(Task to carry out):
Look through the data below and return each line where "JSON" appears.

━━━━━━

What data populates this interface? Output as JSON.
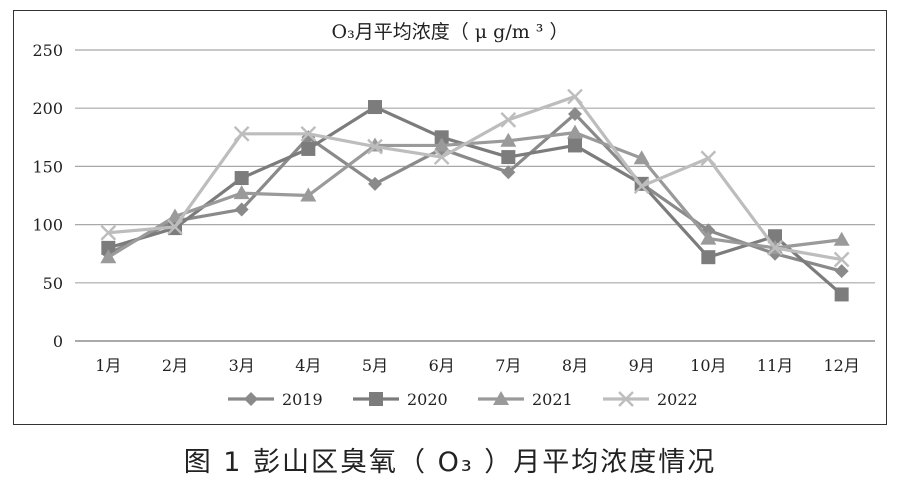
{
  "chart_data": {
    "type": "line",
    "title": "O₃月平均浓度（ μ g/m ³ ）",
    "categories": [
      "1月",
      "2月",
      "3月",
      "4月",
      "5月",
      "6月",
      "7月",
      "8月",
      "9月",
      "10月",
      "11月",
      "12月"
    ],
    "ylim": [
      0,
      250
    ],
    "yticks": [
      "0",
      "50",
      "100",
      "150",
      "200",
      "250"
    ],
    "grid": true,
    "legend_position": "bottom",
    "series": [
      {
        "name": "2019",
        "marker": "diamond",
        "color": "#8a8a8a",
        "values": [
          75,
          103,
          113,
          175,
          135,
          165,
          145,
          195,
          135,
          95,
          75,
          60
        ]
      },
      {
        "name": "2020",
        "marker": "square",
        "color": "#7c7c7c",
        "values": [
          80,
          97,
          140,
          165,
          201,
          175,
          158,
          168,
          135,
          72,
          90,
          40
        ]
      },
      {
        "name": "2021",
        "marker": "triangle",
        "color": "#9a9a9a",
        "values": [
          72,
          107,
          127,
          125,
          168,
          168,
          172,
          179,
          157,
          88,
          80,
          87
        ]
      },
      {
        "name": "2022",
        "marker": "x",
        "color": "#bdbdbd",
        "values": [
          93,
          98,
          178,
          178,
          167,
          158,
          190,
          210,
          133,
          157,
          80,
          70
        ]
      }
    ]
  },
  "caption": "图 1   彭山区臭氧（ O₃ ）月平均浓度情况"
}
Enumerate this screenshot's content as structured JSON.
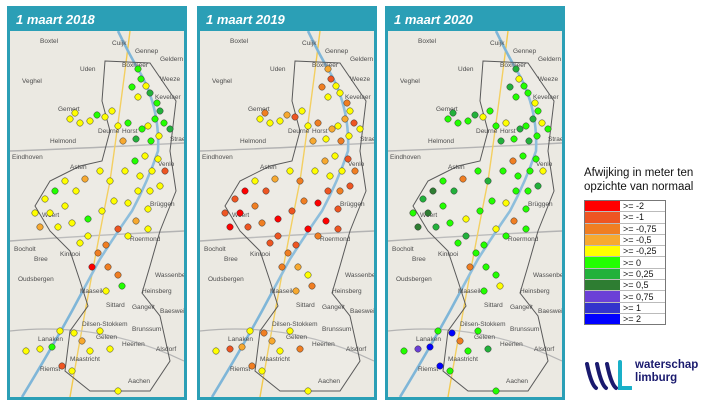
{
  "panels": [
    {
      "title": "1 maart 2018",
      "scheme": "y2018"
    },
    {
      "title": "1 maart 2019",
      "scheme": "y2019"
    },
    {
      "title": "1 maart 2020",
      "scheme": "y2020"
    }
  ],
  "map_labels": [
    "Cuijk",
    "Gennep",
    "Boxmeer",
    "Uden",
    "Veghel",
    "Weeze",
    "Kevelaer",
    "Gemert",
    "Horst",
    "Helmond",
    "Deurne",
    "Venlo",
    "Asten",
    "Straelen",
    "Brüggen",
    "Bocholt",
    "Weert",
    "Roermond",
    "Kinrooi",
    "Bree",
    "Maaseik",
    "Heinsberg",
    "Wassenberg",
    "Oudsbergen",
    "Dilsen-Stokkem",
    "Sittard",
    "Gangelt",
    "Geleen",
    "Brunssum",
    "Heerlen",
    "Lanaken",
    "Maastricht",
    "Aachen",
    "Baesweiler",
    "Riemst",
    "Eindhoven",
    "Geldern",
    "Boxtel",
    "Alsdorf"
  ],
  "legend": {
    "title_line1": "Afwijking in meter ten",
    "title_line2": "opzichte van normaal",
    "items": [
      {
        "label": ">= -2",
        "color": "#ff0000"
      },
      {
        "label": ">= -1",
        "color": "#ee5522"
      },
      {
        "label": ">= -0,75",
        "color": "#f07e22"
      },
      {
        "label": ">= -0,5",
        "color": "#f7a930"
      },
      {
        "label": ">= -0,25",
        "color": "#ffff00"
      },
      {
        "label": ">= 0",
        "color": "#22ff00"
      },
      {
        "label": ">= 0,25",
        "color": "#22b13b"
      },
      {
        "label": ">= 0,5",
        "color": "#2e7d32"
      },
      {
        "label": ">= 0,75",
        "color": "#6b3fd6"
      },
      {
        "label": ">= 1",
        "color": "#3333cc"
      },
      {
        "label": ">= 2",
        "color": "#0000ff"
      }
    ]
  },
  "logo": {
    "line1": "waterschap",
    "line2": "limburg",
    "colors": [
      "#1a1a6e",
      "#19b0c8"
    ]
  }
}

━━━━━━

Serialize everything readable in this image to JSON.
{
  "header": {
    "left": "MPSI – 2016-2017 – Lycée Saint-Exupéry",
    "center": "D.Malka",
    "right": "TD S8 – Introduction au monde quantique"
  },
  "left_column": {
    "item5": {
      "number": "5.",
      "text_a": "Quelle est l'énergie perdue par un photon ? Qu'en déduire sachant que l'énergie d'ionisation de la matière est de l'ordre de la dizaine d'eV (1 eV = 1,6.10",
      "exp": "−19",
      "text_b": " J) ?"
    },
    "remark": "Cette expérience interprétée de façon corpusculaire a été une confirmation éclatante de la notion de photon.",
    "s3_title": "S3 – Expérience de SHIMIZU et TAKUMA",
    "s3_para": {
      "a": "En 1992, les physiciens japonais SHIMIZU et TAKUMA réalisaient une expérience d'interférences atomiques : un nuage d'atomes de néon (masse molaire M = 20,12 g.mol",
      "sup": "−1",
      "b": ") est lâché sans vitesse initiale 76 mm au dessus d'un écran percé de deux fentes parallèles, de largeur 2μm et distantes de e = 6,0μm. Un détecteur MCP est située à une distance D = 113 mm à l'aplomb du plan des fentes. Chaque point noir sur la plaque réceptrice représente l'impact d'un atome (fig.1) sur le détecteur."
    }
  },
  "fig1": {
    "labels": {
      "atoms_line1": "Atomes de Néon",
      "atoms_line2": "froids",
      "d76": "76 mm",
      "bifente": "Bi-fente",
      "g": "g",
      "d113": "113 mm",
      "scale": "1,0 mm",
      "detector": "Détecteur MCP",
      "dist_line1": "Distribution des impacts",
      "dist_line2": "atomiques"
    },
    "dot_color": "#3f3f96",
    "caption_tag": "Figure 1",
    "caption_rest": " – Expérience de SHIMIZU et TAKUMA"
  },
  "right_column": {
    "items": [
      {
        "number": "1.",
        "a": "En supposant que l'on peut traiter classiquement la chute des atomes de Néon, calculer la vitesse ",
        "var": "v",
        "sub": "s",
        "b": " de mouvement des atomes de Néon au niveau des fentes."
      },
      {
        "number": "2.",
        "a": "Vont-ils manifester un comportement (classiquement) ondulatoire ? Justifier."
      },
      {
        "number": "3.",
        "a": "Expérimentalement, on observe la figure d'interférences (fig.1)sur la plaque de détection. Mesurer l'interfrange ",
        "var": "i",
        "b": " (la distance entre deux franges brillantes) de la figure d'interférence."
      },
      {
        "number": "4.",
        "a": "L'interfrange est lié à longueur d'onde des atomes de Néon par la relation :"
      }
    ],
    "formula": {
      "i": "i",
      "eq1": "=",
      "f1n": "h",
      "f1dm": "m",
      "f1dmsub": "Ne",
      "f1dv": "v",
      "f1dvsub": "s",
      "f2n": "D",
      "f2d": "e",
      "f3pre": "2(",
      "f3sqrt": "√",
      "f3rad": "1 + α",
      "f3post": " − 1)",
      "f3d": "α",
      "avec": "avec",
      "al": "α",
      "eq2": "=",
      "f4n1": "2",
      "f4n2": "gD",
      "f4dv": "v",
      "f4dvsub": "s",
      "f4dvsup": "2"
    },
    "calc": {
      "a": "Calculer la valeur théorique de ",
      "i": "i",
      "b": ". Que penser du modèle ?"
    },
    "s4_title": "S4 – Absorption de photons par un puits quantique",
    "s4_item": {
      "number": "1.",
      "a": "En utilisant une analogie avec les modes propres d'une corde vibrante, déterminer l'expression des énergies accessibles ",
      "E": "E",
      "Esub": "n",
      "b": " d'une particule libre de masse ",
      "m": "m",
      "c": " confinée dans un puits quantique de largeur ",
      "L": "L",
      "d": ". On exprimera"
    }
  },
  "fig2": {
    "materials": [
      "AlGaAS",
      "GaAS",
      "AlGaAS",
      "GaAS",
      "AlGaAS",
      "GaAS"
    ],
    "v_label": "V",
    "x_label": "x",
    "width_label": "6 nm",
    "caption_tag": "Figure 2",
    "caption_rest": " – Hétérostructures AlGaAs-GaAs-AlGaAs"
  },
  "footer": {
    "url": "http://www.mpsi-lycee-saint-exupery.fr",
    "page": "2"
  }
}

━━━━━━

(Finished answer):
What data populates this interface? Output as JSON.
Enumerate this screenshot's content as structured JSON.
Serialize everything readable in this image to JSON.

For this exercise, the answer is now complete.